● **Task brief**:
Copy out the rows below word for word, from the line containing "- bell-icon[interactable]: [1064, 26, 1084, 48]" through the line containing "- cell: 5500: [678, 232, 774, 276]", including both of those lines.
* start Supplied records *
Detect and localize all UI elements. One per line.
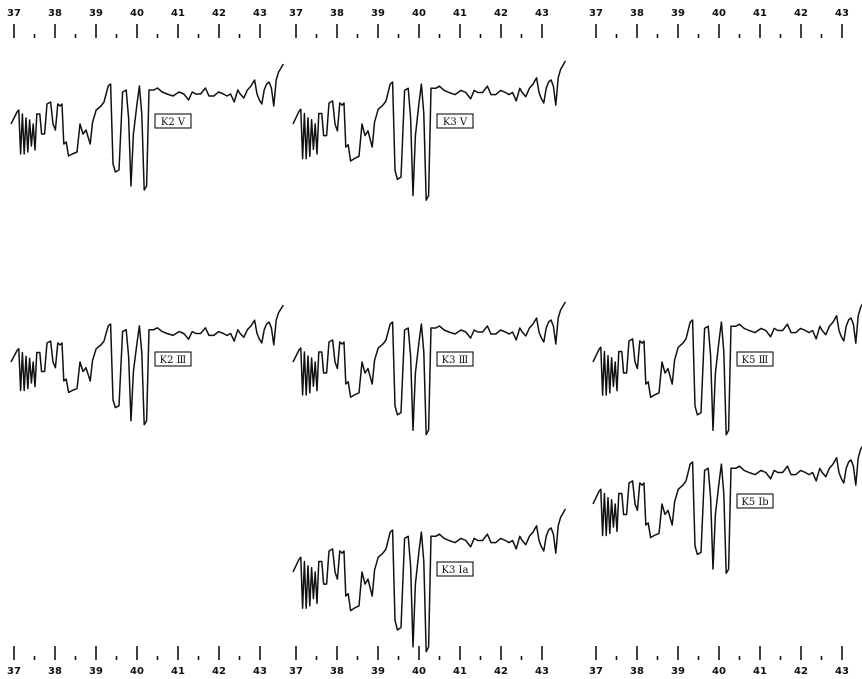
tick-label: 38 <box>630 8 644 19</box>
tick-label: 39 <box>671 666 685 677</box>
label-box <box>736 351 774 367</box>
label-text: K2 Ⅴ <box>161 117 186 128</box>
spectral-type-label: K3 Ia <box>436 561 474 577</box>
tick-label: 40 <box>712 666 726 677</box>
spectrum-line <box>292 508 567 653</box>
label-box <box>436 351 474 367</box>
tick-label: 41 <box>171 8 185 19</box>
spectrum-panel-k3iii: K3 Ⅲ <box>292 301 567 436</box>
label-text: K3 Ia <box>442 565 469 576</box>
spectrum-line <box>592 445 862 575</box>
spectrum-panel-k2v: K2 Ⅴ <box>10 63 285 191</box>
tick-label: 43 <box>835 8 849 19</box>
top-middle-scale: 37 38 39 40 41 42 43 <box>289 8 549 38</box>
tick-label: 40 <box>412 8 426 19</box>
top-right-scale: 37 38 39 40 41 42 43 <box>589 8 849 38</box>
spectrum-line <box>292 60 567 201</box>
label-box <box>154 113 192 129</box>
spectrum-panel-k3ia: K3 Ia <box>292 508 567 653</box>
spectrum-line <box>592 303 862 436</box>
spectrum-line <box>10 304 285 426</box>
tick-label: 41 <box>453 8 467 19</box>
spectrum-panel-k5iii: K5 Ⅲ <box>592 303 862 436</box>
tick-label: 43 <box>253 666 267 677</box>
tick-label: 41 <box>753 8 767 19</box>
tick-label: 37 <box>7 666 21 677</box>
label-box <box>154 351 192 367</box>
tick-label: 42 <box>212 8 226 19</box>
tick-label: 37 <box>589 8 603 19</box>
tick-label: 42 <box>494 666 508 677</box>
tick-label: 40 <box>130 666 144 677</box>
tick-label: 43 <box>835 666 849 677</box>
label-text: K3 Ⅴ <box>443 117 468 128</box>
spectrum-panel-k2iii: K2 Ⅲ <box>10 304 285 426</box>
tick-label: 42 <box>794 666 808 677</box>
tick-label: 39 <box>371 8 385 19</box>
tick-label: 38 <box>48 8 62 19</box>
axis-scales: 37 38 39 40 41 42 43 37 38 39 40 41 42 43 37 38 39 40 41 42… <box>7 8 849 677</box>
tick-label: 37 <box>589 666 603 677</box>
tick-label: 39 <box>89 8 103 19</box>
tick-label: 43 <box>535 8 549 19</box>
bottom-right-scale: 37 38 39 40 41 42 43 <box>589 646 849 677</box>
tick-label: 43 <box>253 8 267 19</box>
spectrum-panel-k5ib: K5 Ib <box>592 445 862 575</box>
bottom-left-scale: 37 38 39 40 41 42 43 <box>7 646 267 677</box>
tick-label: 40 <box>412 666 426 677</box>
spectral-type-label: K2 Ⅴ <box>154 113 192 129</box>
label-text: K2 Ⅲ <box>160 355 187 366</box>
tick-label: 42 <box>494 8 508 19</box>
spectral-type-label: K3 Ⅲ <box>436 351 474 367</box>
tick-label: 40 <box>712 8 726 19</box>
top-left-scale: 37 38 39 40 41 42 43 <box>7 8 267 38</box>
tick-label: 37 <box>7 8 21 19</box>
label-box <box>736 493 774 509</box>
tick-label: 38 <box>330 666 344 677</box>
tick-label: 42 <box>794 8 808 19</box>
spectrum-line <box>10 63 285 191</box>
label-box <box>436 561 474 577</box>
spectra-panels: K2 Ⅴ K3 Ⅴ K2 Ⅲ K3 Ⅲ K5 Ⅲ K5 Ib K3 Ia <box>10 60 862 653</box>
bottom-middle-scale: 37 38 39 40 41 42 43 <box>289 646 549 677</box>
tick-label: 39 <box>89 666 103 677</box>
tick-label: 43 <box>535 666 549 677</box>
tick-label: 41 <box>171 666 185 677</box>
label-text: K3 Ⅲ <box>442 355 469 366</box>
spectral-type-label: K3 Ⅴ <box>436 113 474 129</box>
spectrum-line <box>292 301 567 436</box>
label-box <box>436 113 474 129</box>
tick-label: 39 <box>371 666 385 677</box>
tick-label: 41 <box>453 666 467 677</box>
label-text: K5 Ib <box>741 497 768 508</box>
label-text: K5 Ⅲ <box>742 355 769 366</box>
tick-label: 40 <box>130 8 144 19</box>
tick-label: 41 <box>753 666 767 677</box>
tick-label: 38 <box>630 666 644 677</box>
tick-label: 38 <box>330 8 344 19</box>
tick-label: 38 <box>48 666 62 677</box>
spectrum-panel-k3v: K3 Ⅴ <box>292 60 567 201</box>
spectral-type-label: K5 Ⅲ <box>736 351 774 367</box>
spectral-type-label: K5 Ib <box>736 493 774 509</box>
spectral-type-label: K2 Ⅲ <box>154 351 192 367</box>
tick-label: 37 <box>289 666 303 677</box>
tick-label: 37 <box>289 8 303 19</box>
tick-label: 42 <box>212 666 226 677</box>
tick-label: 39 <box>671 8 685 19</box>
* end Supplied records *
* start Supplied records *
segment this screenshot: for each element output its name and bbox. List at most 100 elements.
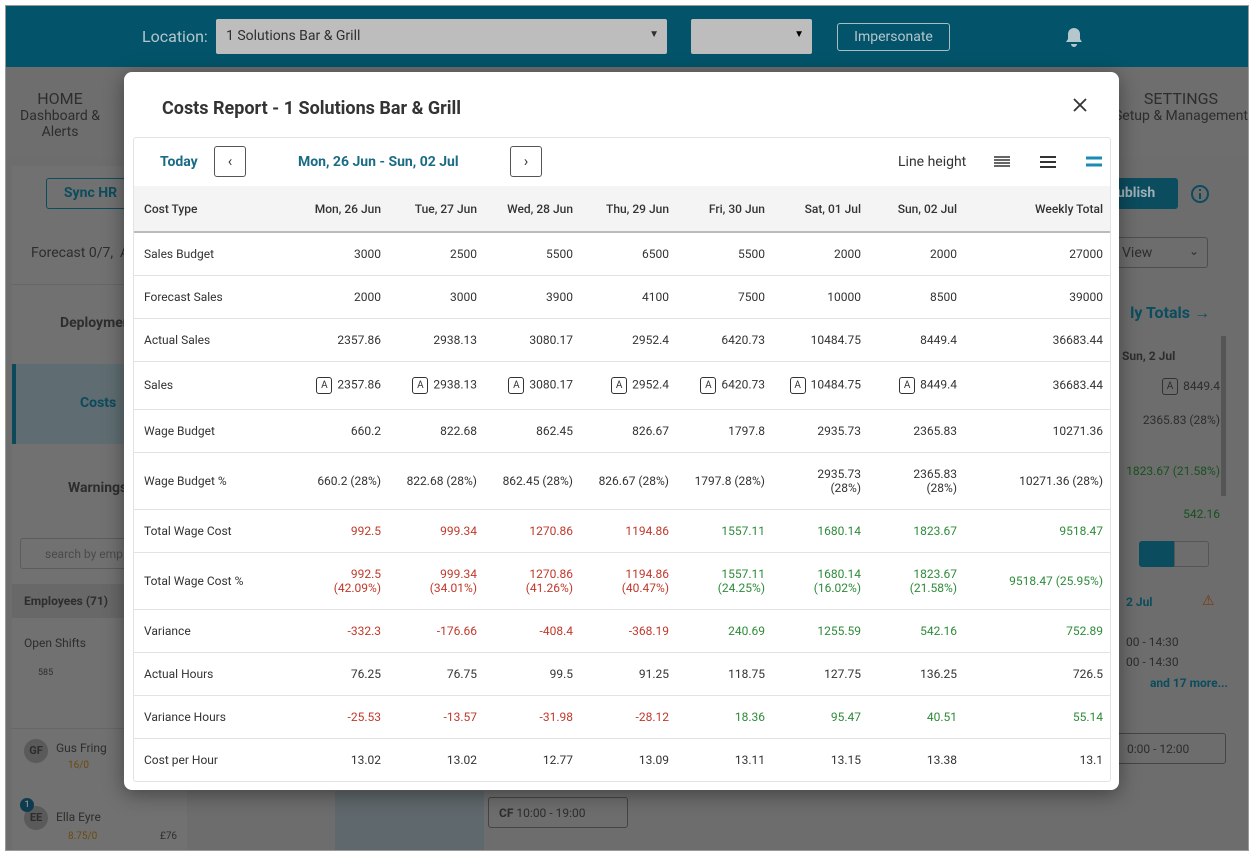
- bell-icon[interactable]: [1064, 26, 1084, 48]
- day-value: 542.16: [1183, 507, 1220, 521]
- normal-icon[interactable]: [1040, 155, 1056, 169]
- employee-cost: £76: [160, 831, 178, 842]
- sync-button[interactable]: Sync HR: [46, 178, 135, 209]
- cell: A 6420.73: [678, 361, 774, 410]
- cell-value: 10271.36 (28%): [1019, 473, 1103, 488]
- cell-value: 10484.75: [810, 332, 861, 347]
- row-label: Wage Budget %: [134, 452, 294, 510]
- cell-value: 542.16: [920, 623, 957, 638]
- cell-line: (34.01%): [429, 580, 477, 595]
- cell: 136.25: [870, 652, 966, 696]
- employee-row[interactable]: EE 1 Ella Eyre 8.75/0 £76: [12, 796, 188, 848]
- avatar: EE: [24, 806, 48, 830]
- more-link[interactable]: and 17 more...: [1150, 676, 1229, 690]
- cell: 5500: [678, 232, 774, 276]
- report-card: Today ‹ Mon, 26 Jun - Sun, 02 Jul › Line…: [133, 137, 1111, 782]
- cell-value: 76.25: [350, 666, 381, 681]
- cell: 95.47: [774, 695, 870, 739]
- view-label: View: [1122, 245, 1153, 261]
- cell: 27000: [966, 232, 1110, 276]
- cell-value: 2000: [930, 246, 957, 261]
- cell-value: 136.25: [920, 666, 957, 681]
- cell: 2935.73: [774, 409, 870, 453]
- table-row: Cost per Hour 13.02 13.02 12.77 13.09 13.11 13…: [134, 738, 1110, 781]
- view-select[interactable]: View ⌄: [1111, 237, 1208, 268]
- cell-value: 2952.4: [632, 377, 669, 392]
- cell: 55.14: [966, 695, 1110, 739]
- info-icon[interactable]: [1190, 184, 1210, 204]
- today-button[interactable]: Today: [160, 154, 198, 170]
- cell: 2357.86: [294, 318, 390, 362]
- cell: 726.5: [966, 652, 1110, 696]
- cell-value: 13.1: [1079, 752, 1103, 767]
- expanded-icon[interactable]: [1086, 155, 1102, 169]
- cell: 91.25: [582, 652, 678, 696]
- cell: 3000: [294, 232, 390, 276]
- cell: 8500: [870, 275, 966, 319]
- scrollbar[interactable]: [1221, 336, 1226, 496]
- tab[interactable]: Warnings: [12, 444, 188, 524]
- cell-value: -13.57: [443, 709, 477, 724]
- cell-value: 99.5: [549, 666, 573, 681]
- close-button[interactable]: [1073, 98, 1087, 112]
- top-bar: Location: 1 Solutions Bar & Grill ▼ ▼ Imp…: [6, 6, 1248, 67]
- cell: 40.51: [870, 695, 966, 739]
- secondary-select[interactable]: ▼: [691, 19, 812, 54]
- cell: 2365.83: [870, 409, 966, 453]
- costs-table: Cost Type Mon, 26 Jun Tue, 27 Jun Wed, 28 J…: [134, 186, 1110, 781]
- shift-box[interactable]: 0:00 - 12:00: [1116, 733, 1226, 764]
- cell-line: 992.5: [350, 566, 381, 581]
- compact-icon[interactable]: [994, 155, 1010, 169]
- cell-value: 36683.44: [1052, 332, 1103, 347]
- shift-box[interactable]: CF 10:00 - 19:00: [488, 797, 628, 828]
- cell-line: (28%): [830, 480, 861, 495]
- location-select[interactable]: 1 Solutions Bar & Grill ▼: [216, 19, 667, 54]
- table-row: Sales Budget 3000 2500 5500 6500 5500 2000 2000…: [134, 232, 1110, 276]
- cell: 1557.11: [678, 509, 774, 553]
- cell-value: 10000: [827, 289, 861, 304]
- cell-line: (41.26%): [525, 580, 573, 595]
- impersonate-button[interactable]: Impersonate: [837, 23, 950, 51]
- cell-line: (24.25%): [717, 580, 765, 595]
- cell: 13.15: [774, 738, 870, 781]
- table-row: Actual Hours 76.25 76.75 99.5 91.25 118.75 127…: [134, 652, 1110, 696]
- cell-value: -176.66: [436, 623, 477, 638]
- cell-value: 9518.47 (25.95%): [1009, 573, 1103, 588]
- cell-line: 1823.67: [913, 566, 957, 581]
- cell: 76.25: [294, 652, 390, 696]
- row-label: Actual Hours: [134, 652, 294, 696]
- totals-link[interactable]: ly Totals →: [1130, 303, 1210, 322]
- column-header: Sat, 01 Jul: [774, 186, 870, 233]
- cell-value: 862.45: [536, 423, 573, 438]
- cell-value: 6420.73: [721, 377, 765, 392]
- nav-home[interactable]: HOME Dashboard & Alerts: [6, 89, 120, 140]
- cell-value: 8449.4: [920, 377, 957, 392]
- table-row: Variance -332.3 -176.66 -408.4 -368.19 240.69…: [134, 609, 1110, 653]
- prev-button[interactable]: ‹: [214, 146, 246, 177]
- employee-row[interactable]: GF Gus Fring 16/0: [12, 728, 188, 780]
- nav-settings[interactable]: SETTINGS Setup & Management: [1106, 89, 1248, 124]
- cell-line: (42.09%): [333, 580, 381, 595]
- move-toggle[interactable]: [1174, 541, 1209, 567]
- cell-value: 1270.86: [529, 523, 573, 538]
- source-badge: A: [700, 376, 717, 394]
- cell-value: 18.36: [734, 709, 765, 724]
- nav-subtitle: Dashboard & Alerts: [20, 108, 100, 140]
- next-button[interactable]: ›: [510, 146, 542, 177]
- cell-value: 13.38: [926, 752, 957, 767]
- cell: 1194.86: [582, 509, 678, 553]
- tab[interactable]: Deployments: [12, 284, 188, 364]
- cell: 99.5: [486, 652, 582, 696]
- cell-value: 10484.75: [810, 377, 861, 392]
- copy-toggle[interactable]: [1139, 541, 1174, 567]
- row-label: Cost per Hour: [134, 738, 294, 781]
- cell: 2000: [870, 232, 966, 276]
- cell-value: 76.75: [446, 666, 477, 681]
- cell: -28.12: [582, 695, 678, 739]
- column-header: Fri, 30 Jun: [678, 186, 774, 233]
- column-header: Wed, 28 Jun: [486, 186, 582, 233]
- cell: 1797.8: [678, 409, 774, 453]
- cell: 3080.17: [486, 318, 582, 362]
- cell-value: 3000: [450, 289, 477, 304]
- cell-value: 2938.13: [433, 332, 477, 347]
* end Supplied records *
* start Supplied records *
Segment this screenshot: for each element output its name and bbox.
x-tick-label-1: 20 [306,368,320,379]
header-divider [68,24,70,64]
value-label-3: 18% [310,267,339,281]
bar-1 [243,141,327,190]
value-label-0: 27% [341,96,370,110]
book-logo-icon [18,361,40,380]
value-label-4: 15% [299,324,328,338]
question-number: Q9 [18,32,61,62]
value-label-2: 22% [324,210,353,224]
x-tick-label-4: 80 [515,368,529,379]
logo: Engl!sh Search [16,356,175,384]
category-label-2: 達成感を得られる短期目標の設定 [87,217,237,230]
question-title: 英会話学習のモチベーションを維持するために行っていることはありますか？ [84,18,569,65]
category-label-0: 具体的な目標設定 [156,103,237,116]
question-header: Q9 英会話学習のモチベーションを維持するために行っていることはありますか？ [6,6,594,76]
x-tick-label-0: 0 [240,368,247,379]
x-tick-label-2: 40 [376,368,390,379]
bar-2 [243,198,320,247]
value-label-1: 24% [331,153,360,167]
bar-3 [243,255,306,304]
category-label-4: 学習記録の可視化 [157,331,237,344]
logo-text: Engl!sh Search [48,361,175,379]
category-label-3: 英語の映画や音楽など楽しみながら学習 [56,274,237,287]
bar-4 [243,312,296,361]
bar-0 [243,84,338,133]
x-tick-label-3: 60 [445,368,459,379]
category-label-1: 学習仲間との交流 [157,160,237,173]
* end Supplied records *
● **Problem solution**:
- bell-icon[interactable]: [1064, 26, 1084, 48]
- day-value: 542.16: [1183, 507, 1220, 521]
- normal-icon[interactable]: [1040, 155, 1056, 169]
- employee-cost: £76: [160, 831, 178, 842]
- sync-button[interactable]: Sync HR: [46, 178, 135, 209]
- cell: A 6420.73: [678, 361, 774, 410]
- cell-value: 10271.36 (28%): [1019, 473, 1103, 488]
- cell-value: 10484.75: [810, 332, 861, 347]
- row-label: Wage Budget %: [134, 452, 294, 510]
- cell-value: 542.16: [920, 623, 957, 638]
- cell-line: (34.01%): [429, 580, 477, 595]
- cell: 136.25: [870, 652, 966, 696]
- employee-row[interactable]: EE 1 Ella Eyre 8.75/0 £76: [12, 796, 188, 848]
- avatar: EE: [24, 806, 48, 830]
- more-link[interactable]: and 17 more...: [1150, 676, 1229, 690]
- cell: 5500: [678, 232, 774, 276]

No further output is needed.